Task instructions: Extract and list every line that contains the word "International".

(Stored entries)
§ §

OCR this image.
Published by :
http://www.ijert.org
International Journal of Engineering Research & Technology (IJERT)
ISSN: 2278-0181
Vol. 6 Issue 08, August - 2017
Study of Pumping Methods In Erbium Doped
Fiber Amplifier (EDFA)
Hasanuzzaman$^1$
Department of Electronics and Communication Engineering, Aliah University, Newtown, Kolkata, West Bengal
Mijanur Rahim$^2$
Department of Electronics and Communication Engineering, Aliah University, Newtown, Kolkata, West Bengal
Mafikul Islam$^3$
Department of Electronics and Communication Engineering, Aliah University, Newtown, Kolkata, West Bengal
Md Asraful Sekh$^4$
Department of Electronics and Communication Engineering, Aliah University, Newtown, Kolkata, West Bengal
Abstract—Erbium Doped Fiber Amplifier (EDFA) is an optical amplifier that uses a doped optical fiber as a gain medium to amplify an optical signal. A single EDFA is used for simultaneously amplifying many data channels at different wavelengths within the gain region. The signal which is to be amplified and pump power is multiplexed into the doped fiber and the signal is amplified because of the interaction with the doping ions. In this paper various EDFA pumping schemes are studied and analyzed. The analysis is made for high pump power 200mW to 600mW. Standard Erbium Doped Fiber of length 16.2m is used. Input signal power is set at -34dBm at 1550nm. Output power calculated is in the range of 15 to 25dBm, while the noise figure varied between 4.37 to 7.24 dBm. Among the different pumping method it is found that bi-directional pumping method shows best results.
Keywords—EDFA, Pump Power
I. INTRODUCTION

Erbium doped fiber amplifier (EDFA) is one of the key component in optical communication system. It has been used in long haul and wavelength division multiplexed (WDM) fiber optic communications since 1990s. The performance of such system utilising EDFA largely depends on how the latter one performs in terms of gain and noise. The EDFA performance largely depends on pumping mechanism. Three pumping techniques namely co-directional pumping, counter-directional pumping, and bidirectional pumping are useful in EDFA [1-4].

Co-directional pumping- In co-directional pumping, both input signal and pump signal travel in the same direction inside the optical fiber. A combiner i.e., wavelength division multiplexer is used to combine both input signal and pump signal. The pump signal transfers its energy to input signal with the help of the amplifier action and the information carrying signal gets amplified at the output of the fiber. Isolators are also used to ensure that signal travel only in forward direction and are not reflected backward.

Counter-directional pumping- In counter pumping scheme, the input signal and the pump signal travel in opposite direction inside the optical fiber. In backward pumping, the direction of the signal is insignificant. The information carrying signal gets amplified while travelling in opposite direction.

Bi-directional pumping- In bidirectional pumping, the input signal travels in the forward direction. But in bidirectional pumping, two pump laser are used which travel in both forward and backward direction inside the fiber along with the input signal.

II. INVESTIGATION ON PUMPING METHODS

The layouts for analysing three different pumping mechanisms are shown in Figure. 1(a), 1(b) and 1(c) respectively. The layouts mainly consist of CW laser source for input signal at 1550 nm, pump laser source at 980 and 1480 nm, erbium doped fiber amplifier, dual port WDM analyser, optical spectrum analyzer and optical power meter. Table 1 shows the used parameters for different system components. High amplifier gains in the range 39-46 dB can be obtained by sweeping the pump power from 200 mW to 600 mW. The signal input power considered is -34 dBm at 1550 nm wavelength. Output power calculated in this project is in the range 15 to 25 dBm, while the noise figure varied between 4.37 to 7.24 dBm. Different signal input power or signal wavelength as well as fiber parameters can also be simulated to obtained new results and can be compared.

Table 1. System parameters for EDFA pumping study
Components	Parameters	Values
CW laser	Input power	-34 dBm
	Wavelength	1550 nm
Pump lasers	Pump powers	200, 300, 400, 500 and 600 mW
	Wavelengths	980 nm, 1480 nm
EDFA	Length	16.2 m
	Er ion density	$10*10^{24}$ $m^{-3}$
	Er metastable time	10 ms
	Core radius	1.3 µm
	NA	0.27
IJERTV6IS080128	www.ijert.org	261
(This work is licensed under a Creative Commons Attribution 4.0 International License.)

§ §

Full output:
International Journal of Engineering Research & Technology (IJERT)
(This work is licensed under a Creative Commons Attribution 4.0 International License.)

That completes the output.